What is expected:
Can you copy the items below word for word, starting at the first one and ending with the line that contains "final-sentence-line-2: stockée locale, d’où", including that line?

□ □ □ □

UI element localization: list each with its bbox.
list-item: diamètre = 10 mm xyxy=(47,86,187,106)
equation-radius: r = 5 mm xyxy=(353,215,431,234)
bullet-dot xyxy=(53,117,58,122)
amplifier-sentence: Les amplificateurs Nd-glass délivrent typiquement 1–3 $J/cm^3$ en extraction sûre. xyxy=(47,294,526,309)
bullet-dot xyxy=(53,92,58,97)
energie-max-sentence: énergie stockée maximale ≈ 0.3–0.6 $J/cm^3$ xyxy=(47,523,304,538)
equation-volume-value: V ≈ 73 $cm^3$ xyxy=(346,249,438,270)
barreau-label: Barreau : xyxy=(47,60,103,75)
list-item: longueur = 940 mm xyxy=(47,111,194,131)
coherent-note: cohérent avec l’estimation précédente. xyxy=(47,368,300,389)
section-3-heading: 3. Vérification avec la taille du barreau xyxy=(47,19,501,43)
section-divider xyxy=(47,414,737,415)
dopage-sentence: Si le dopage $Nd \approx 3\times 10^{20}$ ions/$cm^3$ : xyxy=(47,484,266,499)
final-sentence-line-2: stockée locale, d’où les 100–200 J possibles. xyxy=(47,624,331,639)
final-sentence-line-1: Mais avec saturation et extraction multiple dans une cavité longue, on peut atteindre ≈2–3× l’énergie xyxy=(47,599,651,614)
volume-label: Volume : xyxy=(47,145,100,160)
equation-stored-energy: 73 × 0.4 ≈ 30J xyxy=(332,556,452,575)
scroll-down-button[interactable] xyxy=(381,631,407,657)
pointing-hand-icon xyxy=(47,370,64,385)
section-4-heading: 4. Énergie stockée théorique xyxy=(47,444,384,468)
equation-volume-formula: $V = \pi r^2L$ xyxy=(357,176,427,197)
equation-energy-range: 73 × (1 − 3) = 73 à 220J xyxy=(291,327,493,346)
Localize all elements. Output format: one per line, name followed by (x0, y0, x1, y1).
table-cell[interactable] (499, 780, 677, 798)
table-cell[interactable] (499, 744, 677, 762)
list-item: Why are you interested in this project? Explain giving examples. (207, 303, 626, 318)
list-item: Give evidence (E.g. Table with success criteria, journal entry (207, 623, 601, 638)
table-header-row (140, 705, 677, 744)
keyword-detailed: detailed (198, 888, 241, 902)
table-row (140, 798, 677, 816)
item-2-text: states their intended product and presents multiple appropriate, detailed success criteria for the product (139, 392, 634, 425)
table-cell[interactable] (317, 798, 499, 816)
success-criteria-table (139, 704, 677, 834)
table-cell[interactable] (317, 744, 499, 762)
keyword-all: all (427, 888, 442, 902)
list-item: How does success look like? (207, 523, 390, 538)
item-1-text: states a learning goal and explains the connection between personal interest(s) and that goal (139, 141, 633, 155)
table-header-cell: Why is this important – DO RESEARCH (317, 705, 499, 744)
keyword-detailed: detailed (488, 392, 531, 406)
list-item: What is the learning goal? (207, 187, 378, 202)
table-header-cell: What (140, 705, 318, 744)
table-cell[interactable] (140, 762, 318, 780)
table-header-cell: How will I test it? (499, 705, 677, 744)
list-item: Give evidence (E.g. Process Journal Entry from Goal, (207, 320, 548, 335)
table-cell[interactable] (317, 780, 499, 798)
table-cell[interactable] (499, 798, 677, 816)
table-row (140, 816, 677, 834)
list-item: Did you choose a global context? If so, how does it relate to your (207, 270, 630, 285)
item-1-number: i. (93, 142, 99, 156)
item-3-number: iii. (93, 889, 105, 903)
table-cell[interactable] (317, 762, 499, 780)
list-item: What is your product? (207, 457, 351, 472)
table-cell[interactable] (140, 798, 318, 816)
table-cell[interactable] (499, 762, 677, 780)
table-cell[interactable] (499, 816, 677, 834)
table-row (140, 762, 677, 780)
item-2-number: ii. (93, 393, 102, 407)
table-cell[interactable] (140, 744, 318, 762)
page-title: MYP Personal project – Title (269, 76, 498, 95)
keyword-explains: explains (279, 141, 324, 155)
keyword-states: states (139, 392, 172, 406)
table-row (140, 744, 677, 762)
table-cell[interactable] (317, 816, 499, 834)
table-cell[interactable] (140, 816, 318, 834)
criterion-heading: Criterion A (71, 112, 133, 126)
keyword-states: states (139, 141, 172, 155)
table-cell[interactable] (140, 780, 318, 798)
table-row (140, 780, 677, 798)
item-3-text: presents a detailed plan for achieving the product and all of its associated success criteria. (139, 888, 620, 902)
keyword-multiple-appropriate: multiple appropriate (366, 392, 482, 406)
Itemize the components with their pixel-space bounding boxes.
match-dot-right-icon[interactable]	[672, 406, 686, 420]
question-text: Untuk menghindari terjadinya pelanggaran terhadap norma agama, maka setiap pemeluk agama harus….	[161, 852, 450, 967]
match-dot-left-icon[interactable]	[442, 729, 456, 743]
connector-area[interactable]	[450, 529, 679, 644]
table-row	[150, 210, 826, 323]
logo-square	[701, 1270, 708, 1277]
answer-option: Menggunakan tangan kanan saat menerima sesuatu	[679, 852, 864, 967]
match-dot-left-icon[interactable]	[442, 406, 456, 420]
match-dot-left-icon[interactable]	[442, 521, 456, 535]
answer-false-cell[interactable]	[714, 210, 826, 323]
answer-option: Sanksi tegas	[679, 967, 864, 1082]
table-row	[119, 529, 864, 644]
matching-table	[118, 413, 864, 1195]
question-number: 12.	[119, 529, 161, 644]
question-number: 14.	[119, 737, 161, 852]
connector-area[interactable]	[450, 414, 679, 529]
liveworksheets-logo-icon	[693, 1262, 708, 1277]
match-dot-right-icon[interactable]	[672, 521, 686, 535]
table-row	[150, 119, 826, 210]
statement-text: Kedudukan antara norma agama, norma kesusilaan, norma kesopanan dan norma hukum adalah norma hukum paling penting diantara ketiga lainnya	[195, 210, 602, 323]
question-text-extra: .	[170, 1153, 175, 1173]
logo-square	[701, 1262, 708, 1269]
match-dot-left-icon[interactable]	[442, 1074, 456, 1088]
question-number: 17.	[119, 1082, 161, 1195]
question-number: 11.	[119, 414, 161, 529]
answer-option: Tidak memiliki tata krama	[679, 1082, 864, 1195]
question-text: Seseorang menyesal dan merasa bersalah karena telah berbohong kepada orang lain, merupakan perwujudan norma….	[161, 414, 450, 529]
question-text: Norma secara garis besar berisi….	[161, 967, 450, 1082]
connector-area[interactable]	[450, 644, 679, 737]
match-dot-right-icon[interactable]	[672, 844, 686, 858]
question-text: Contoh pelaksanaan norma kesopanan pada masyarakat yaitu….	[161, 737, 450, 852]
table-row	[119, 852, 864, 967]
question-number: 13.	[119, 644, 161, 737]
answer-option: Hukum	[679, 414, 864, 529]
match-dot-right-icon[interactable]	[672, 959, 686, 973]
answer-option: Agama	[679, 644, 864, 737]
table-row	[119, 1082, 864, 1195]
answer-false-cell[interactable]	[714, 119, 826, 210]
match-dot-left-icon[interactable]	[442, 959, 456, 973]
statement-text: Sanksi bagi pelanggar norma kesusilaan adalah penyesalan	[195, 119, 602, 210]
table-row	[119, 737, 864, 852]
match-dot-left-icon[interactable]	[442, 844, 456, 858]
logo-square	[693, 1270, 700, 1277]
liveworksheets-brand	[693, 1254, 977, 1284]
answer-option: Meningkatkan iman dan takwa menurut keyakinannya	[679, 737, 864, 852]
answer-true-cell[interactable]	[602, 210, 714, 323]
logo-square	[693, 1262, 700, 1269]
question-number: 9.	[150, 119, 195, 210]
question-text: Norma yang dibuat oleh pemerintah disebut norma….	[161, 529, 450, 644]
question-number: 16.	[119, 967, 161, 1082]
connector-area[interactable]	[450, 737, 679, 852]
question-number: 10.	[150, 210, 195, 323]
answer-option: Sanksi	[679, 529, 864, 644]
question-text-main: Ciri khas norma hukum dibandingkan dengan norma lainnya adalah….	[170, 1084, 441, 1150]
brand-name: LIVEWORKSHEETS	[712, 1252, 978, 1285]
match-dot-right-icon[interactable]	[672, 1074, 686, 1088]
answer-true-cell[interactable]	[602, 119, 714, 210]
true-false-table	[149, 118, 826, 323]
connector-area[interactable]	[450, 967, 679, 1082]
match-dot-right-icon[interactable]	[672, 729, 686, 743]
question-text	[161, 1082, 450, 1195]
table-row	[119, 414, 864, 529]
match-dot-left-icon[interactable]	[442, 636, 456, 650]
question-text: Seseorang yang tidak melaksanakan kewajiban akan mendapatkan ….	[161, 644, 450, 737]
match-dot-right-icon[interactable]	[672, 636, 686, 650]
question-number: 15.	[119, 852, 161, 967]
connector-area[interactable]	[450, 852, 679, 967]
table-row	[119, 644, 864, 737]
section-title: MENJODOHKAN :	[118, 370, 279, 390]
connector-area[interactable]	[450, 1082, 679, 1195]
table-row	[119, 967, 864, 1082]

□ □ □ □

Answer to this problem:
UI element localization: list each with its bbox.
list-item: diamètre = 10 mm xyxy=(47,86,187,106)
equation-radius: r = 5 mm xyxy=(353,215,431,234)
bullet-dot xyxy=(53,117,58,122)
amplifier-sentence: Les amplificateurs Nd-glass délivrent typiquement 1–3 $J/cm^3$ en extraction sûre. xyxy=(47,294,526,309)
bullet-dot xyxy=(53,92,58,97)
energie-max-sentence: énergie stockée maximale ≈ 0.3–0.6 $J/cm^3$ xyxy=(47,523,304,538)
equation-volume-value: V ≈ 73 $cm^3$ xyxy=(346,249,438,270)
barreau-label: Barreau : xyxy=(47,60,103,75)
list-item: longueur = 940 mm xyxy=(47,111,194,131)
coherent-note: cohérent avec l’estimation précédente. xyxy=(47,368,300,389)
section-3-heading: 3. Vérification avec la taille du barreau xyxy=(47,19,501,43)
section-divider xyxy=(47,414,737,415)
dopage-sentence: Si le dopage $Nd \approx 3\times 10^{20}$ ions/$cm^3$ : xyxy=(47,484,266,499)
final-sentence-line-2: stockée locale, d’où les 100–200 J possibles. xyxy=(47,624,331,639)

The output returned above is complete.